╭──

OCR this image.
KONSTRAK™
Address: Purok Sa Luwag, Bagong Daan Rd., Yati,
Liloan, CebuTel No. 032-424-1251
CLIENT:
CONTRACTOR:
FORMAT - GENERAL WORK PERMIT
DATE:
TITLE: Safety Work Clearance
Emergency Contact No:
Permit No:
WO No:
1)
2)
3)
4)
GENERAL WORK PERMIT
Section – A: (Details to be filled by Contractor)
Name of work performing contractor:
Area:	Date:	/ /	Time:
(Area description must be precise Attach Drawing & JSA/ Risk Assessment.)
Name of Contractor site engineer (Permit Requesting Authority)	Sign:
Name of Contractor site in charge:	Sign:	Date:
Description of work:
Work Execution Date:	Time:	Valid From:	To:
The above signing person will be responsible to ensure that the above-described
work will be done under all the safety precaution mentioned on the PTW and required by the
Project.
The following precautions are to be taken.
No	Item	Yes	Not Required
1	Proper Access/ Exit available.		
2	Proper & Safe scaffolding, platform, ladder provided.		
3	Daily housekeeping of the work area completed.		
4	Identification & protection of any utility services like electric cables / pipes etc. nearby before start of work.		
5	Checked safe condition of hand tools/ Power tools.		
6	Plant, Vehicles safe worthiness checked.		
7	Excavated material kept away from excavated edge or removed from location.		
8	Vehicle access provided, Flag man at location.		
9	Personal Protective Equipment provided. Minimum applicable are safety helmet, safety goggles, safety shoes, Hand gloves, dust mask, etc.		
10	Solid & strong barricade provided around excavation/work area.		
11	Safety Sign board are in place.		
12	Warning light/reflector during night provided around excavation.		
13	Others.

╰──

**DO THIS:**
Every line of the material must be returned exactly as it appears.

**ANSWER:**
OCR this image.
KONSTRAK™
Address: Purok Sa Luwag, Bagong Daan Rd., Yati,
Liloan, CebuTel No. 032-424-1251
CLIENT:
CONTRACTOR:
FORMAT - GENERAL WORK PERMIT
DATE:
TITLE: Safety Work Clearance
Emergency Contact No:
Permit No:
WO No:
1)
2)
3)
4)
GENERAL WORK PERMIT
Section – A: (Details to be filled by Contractor)
Name of work performing contractor:
Area:	Date:	/ /	Time:
(Area description must be precise Attach Drawing & JSA/ Risk Assessment.)
Name of Contractor site engineer (Permit Requesting Authority)	Sign:
Name of Contractor site in charge:	Sign:	Date:
Description of work:
Work Execution Date:	Time:	Valid From:	To:
The above signing person will be responsible to ensure that the above-described
work will be done under all the safety precaution mentioned on the PTW and required by the
Project.
The following precautions are to be taken.
No	Item	Yes	Not Required
1	Proper Access/ Exit available.		
2	Proper & Safe scaffolding, platform, ladder provided.		
3	Daily housekeeping of the work area completed.		
4	Identification & protection of any utility services like electric cables / pipes etc. nearby before start of work.		
5	Checked safe condition of hand tools/ Power tools.		
6	Plant, Vehicles safe worthiness checked.		
7	Excavated material kept away from excavated edge or removed from location.		
8	Vehicle access provided, Flag man at location.		
9	Personal Protective Equipment provided. Minimum applicable are safety helmet, safety goggles, safety shoes, Hand gloves, dust mask, etc.		
10	Solid & strong barricade provided around excavation/work area.		
11	Safety Sign board are in place.		
12	Warning light/reflector during night provided around excavation.		
13	Others.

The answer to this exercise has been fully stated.